[start]
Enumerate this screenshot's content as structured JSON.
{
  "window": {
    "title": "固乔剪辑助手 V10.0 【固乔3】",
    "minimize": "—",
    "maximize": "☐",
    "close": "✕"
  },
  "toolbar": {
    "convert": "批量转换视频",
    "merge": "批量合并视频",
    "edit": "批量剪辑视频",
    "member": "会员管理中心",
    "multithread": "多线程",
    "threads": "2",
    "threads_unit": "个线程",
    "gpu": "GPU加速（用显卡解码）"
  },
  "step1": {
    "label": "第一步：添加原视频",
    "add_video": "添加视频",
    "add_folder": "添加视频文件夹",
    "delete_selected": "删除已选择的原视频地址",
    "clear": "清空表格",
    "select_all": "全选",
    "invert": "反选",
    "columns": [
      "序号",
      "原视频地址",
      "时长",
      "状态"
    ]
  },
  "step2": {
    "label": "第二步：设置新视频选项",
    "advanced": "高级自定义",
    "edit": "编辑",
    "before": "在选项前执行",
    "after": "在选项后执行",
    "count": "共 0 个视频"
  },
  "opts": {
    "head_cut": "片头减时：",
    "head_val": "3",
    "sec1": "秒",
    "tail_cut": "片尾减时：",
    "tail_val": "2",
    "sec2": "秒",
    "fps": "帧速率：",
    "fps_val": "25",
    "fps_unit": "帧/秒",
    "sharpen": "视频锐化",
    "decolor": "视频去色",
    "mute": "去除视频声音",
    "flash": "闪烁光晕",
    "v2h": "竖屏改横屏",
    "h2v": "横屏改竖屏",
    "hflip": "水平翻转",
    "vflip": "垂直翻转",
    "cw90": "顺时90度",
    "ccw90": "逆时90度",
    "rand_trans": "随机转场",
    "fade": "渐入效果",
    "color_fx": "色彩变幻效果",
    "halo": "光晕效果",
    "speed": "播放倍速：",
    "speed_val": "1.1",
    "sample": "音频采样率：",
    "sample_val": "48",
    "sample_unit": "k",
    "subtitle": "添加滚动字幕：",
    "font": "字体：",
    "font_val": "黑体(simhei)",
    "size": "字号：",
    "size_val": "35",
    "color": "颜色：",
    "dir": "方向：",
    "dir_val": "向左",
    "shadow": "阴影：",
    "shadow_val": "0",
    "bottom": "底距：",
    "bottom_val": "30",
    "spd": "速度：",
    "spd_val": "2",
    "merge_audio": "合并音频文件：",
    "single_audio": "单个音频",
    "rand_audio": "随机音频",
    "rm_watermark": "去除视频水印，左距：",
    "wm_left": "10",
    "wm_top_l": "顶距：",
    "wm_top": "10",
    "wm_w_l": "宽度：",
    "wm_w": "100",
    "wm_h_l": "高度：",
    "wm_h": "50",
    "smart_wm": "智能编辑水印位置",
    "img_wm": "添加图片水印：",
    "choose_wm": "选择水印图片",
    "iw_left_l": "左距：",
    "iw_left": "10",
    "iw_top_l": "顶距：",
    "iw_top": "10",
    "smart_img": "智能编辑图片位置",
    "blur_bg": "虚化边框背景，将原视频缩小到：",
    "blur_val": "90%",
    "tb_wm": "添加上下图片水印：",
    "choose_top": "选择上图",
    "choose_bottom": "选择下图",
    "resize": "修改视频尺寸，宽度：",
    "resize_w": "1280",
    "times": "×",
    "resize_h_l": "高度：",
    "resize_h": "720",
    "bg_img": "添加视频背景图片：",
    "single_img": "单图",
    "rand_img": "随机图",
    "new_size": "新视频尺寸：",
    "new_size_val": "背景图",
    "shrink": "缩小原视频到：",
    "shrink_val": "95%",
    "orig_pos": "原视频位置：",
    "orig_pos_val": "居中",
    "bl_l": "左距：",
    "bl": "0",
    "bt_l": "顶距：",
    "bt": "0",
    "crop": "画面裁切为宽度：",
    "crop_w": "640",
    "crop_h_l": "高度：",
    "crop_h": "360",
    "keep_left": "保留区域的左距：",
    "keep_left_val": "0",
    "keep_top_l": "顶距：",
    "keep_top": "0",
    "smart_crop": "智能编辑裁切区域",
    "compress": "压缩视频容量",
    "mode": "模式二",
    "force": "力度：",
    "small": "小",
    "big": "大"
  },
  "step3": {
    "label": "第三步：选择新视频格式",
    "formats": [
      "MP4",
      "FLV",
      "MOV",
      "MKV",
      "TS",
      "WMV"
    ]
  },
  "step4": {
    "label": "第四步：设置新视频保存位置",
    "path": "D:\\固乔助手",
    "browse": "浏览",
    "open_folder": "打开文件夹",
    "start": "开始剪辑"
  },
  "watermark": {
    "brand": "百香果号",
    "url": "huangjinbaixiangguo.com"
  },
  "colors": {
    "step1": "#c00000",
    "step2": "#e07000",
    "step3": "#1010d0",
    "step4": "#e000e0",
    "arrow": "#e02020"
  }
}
[end]
§ TASK OBJECTIVE
Each line in the material above must be retyped without alteration.

§ FINAL RESULT
Enumerate this screenshot's content as structured JSON.
{
  "window": {
    "title": "固乔剪辑助手 V10.0 【固乔3】",
    "minimize": "—",
    "maximize": "☐",
    "close": "✕"
  },
  "toolbar": {
    "convert": "批量转换视频",
    "merge": "批量合并视频",
    "edit": "批量剪辑视频",
    "member": "会员管理中心",
    "multithread": "多线程",
    "threads": "2",
    "threads_unit": "个线程",
    "gpu": "GPU加速（用显卡解码）"
  },
  "step1": {
    "label": "第一步：添加原视频",
    "add_video": "添加视频",
    "add_folder": "添加视频文件夹",
    "delete_selected": "删除已选择的原视频地址",
    "clear": "清空表格",
    "select_all": "全选",
    "invert": "反选",
    "columns": [
      "序号",
      "原视频地址",
      "时长",
      "状态"
    ]
  },
  "step2": {
    "label": "第二步：设置新视频选项",
    "advanced": "高级自定义",
    "edit": "编辑",
    "before": "在选项前执行",
    "after": "在选项后执行",
    "count": "共 0 个视频"
  },
  "opts": {
    "head_cut": "片头减时：",
    "head_val": "3",
    "sec1": "秒",
    "tail_cut": "片尾减时：",
    "tail_val": "2",
    "sec2": "秒",
    "fps": "帧速率：",
    "fps_val": "25",
    "fps_unit": "帧/秒",
    "sharpen": "视频锐化",
    "decolor": "视频去色",
    "mute": "去除视频声音",
    "flash": "闪烁光晕",
    "v2h": "竖屏改横屏",
    "h2v": "横屏改竖屏",
    "hflip": "水平翻转",
    "vflip": "垂直翻转",
    "cw90": "顺时90度",
    "ccw90": "逆时90度",
    "rand_trans": "随机转场",
    "fade": "渐入效果",
    "color_fx": "色彩变幻效果",
    "halo": "光晕效果",
    "speed": "播放倍速：",
    "speed_val": "1.1",
    "sample": "音频采样率：",
    "sample_val": "48",
    "sample_unit": "k",
    "subtitle": "添加滚动字幕：",
    "font": "字体：",
    "font_val": "黑体(simhei)",
    "size": "字号：",
    "size_val": "35",
    "color": "颜色：",
    "dir": "方向：",
    "dir_val": "向左",
    "shadow": "阴影：",
    "shadow_val": "0",
    "bottom": "底距：",
    "bottom_val": "30",
    "spd": "速度：",
    "spd_val": "2",
    "merge_audio": "合并音频文件：",
    "single_audio": "单个音频",
    "rand_audio": "随机音频",
    "rm_watermark": "去除视频水印，左距：",
    "wm_left": "10",
    "wm_top_l": "顶距：",
    "wm_top": "10",
    "wm_w_l": "宽度：",
    "wm_w": "100",
    "wm_h_l": "高度：",
    "wm_h": "50",
    "smart_wm": "智能编辑水印位置",
    "img_wm": "添加图片水印：",
    "choose_wm": "选择水印图片",
    "iw_left_l": "左距：",
    "iw_left": "10",
    "iw_top_l": "顶距：",
    "iw_top": "10",
    "smart_img": "智能编辑图片位置",
    "blur_bg": "虚化边框背景，将原视频缩小到：",
    "blur_val": "90%",
    "tb_wm": "添加上下图片水印：",
    "choose_top": "选择上图",
    "choose_bottom": "选择下图",
    "resize": "修改视频尺寸，宽度：",
    "resize_w": "1280",
    "times": "×",
    "resize_h_l": "高度：",
    "resize_h": "720",
    "bg_img": "添加视频背景图片：",
    "single_img": "单图",
    "rand_img": "随机图",
    "new_size": "新视频尺寸：",
    "new_size_val": "背景图",
    "shrink": "缩小原视频到：",
    "shrink_val": "95%",
    "orig_pos": "原视频位置：",
    "orig_pos_val": "居中",
    "bl_l": "左距：",
    "bl": "0",
    "bt_l": "顶距：",
    "bt": "0",
    "crop": "画面裁切为宽度：",
    "crop_w": "640",
    "crop_h_l": "高度：",
    "crop_h": "360",
    "keep_left": "保留区域的左距：",
    "keep_left_val": "0",
    "keep_top_l": "顶距：",
    "keep_top": "0",
    "smart_crop": "智能编辑裁切区域",
    "compress": "压缩视频容量",
    "mode": "模式二",
    "force": "力度：",
    "small": "小",
    "big": "大"
  },
  "step3": {
    "label": "第三步：选择新视频格式",
    "formats": [
      "MP4",
      "FLV",
      "MOV",
      "MKV",
      "TS",
      "WMV"
    ]
  },
  "step4": {
    "label": "第四步：设置新视频保存位置",
    "path": "D:\\固乔助手",
    "browse": "浏览",
    "open_folder": "打开文件夹",
    "start": "开始剪辑"
  },
  "watermark": {
    "brand": "百香果号",
    "url": "huangjinbaixiangguo.com"
  },
  "colors": {
    "step1": "#c00000",
    "step2": "#e07000",
    "step3": "#1010d0",
    "step4": "#e000e0",
    "arrow": "#e02020"
  }
}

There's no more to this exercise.